▸ Task instructions
Collect every line below that contains the word "mensaje".

──────── Input for this task

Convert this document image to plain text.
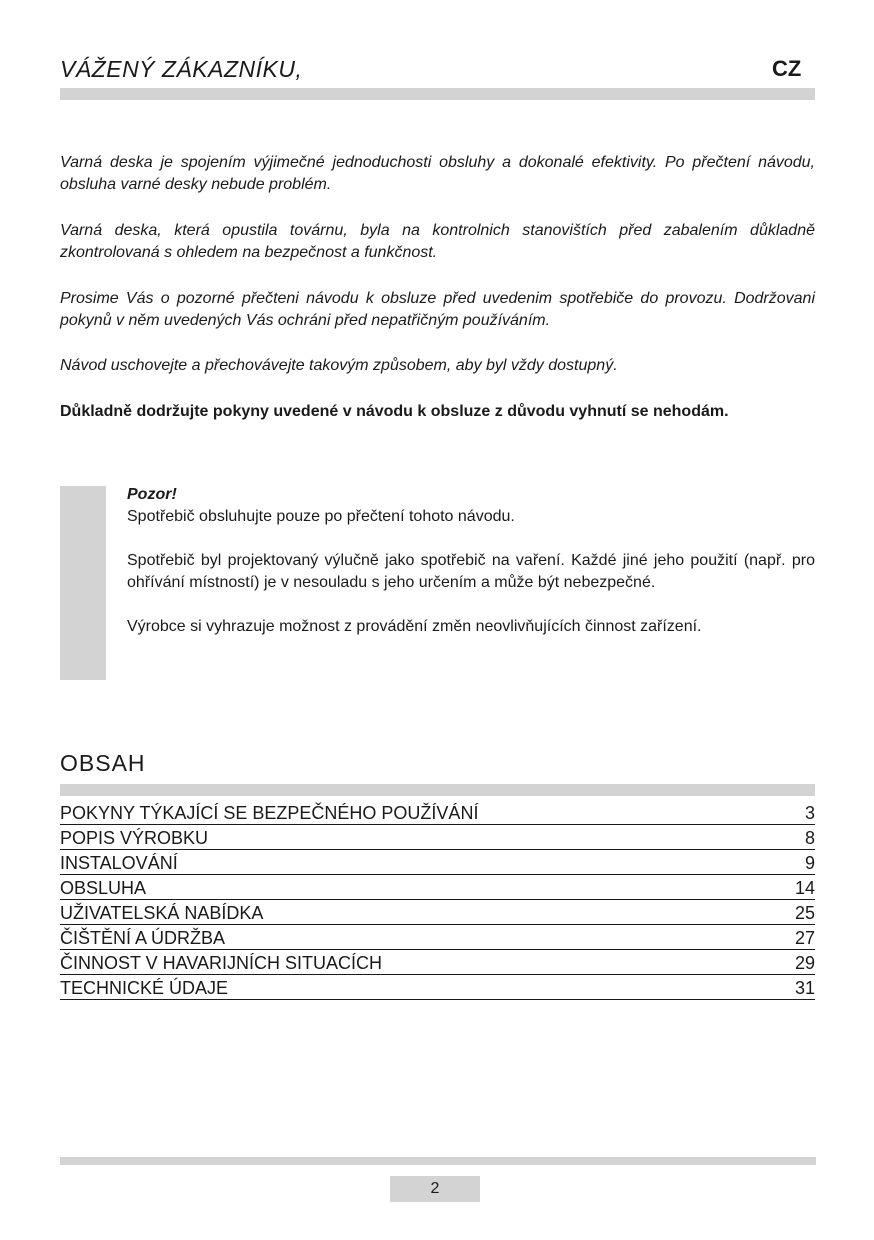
VÁŽENÝ ZÁKAZNÍKU,	CZ

Varná deska je spojením výjimečné jednoduchosti obsluhy a dokonalé efektivity. Po přečtení návodu, obsluha varné desky nebude problém.

Varná deska, která opustila továrnu, byla na kontrolnich stanovištích před zabalením důkladně zkontrolovaná s ohledem na bezpečnost a funkčnost.

Prosime Vás o pozorné přečteni návodu k obsluze před uvedenim spotřebiče do provozu. Dodržovani pokynů v něm uvedených Vás ochráni před nepatřičným používáním.

Návod uschovejte a přechovávejte takovým způsobem, aby byl vždy dostupný.

Důkladně dodržujte pokyny uvedené v návodu k obsluze z důvodu vyhnutí se nehodám.

Pozor!

Spotřebič obsluhujte pouze po přečtení tohoto návodu.

Spotřebič byl projektovaný výlučně jako spotřebič na vaření. Každé jiné jeho použití (např. pro ohřívání místností) je v nesouladu s jeho určením a může být nebezpečné.

Výrobce si vyhrazuje možnost z provádění změn neovlivňujících činnost zařízení.

OBSAH
POKYNY TÝKAJÍCÍ SE BEZPEČNÉHO POUŽÍVÁNÍ	3
POPIS VÝROBKU	8
INSTALOVÁNÍ	9
OBSLUHA	14
UŽIVATELSKÁ NABÍDKA	25
ČIŠTĚNÍ A ÚDRŽBA	27
ČINNOST V HAVARIJNÍCH SITUACÍCH	29
TECHNICKÉ ÚDAJE	31
2
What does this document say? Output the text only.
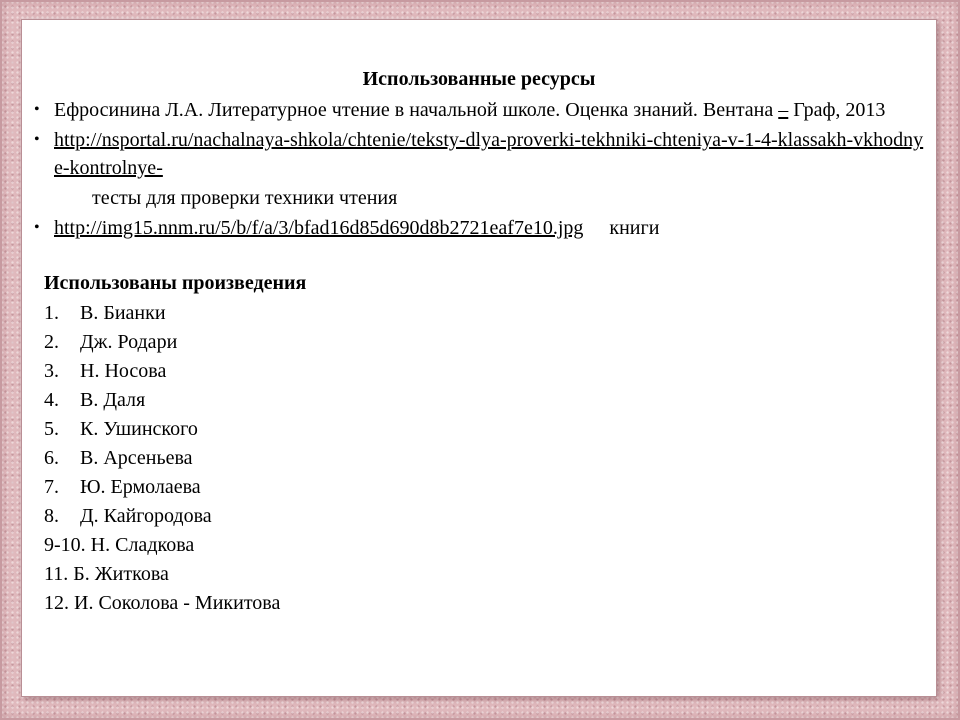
Использованные ресурсы
• Ефросинина Л.А. Литературное чтение в начальной школе. Оценка знаний. Вентана – Граф, 2013
• http://nsportal.ru/nachalnaya-shkola/chtenie/teksty-dlya-proverki-tekhniki-chteniya-v-1-4-klassakh-vkhodnye-kontrolnye-
тесты для проверки техники чтения
• http://img15.nnm.ru/5/b/f/a/3/bfad16d85d690d8b2721eaf7e10.jpg книги
Использованы произведения
1. В. Бианки
2. Дж. Родари
3. Н. Носова
4. В. Даля
5. К. Ушинского
6. В. Арсеньева
7. Ю. Ермолаева
8. Д. Кайгородова
9-10. Н. Сладкова
11. Б. Житкова
12. И. Соколова - Микитова
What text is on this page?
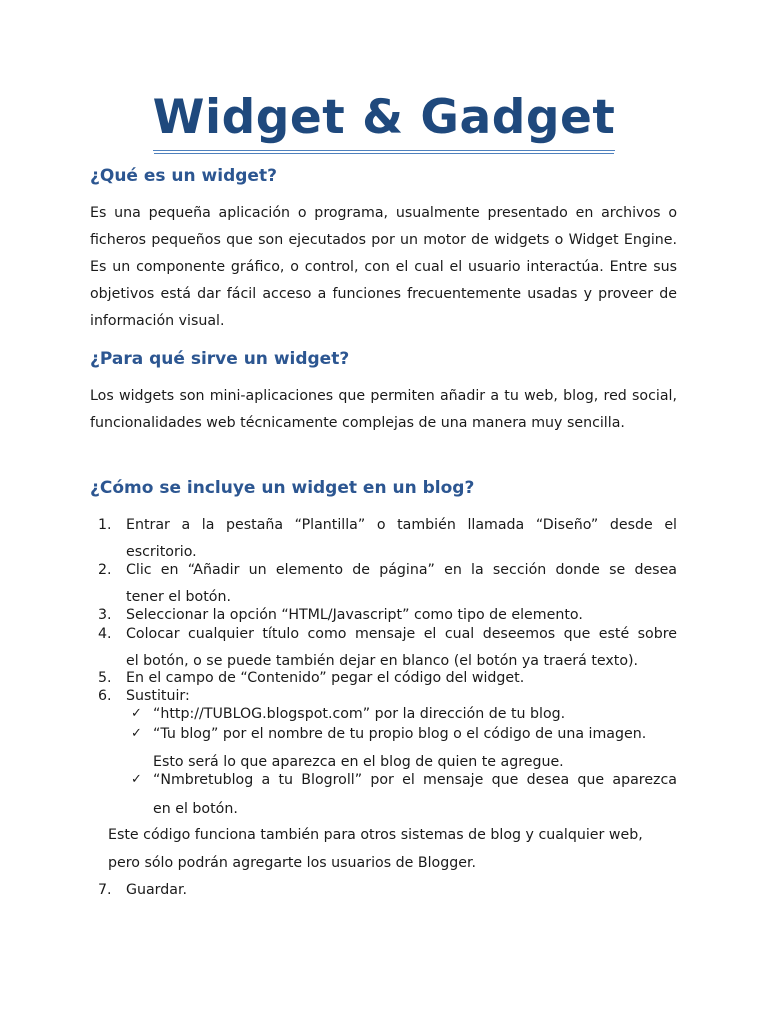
Widget & Gadget
¿Qué es un widget?

Es una pequeña aplicación o programa, usualmente presentado en archivos o ficheros pequeños que son ejecutados por un motor de widgets o Widget Engine. Es un componente gráfico, o control, con el cual el usuario interactúa. Entre sus objetivos está dar fácil acceso a funciones frecuentemente usadas y proveer de información visual.

¿Para qué sirve un widget?

Los widgets son mini-aplicaciones que permiten añadir a tu web, blog, red social, funcionalidades web técnicamente complejas de una manera muy sencilla.

¿Cómo se incluye un widget en un blog?
1. Entrar a la pestaña “Plantilla” o también llamada “Diseño” desde el
escritorio.
2. Clic en “Añadir un elemento de página” en la sección donde se desea
tener el botón.
3. Seleccionar la opción “HTML/Javascript” como tipo de elemento.
4. Colocar cualquier título como mensaje el cual deseemos que esté sobre
el botón, o se puede también dejar en blanco (el botón ya traerá texto).
5. En el campo de “Contenido” pegar el código del widget.
6. Sustituir:
✓ “http://TUBLOG.blogspot.com” por la dirección de tu blog.
✓ “Tu blog” por el nombre de tu propio blog o el código de una imagen.
Esto será lo que aparezca en el blog de quien te agregue.
✓ “Nmbretublog a tu Blogroll” por el mensaje que desea que aparezca
en el botón.
Este código funciona también para otros sistemas de blog y cualquier web,
pero sólo podrán agregarte los usuarios de Blogger.
7. Guardar.
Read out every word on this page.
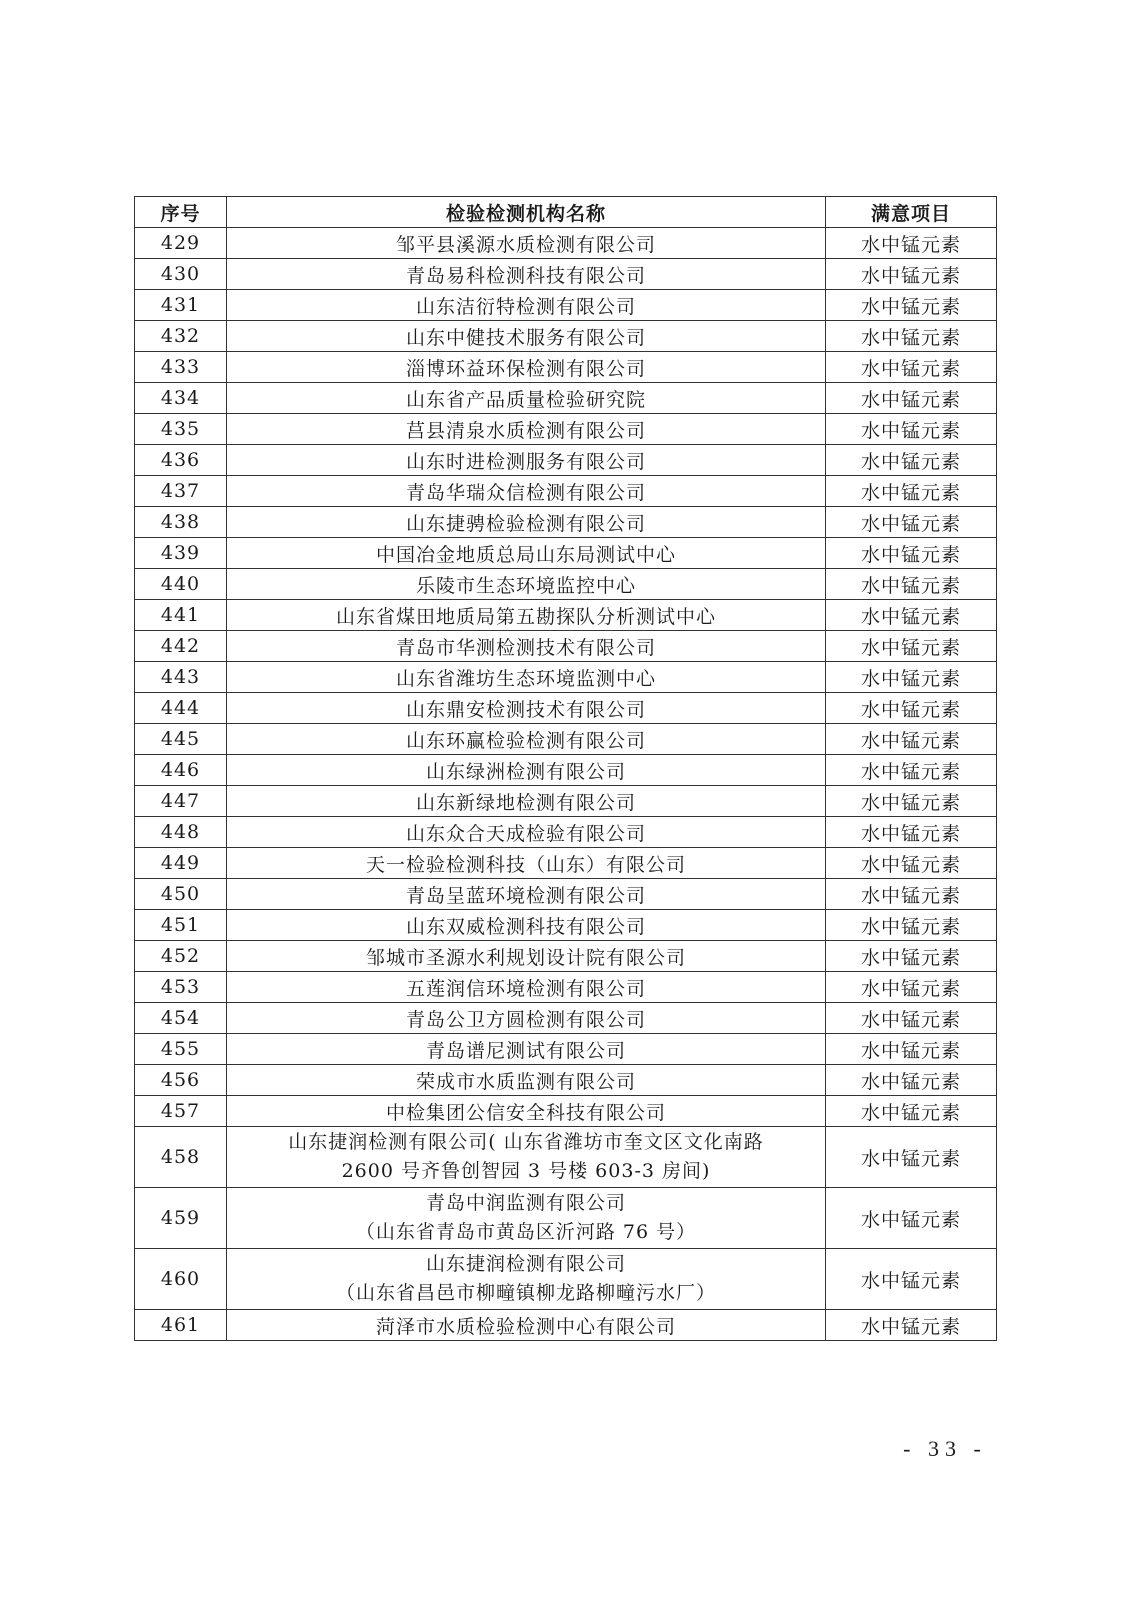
序号	检验检测机构名称	满意项目
429	邹平县溪源水质检测有限公司	水中锰元素
430	青岛易科检测科技有限公司	水中锰元素
431	山东洁衍特检测有限公司	水中锰元素
432	山东中健技术服务有限公司	水中锰元素
433	淄博环益环保检测有限公司	水中锰元素
434	山东省产品质量检验研究院	水中锰元素
435	莒县清泉水质检测有限公司	水中锰元素
436	山东时进检测服务有限公司	水中锰元素
437	青岛华瑞众信检测有限公司	水中锰元素
438	山东捷骋检验检测有限公司	水中锰元素
439	中国冶金地质总局山东局测试中心	水中锰元素
440	乐陵市生态环境监控中心	水中锰元素
441	山东省煤田地质局第五勘探队分析测试中心	水中锰元素
442	青岛市华测检测技术有限公司	水中锰元素
443	山东省潍坊生态环境监测中心	水中锰元素
444	山东鼎安检测技术有限公司	水中锰元素
445	山东环赢检验检测有限公司	水中锰元素
446	山东绿洲检测有限公司	水中锰元素
447	山东新绿地检测有限公司	水中锰元素
448	山东众合天成检验有限公司	水中锰元素
449	天一检验检测科技（山东）有限公司	水中锰元素
450	青岛呈蓝环境检测有限公司	水中锰元素
451	山东双威检测科技有限公司	水中锰元素
452	邹城市圣源水利规划设计院有限公司	水中锰元素
453	五莲润信环境检测有限公司	水中锰元素
454	青岛公卫方圆检测有限公司	水中锰元素
455	青岛谱尼测试有限公司	水中锰元素
456	荣成市水质监测有限公司	水中锰元素
457	中检集团公信安全科技有限公司	水中锰元素
458	山东捷润检测有限公司( 山东省潍坊市奎文区文化南路
2600 号齐鲁创智园 3 号楼 603-3 房间)	水中锰元素
459	青岛中润监测有限公司
（山东省青岛市黄岛区沂河路 76 号）	水中锰元素
460	山东捷润检测有限公司
（山东省昌邑市柳疃镇柳龙路柳疃污水厂）	水中锰元素
461	菏泽市水质检验检测中心有限公司	水中锰元素
- 33 -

────────────────

▸ Answer to this task
4. Colocar cualquier título como mensaje el cual deseemos que esté sobre
✓ “Nmbretublog a tu Blogroll” por el mensaje que desea que aparezca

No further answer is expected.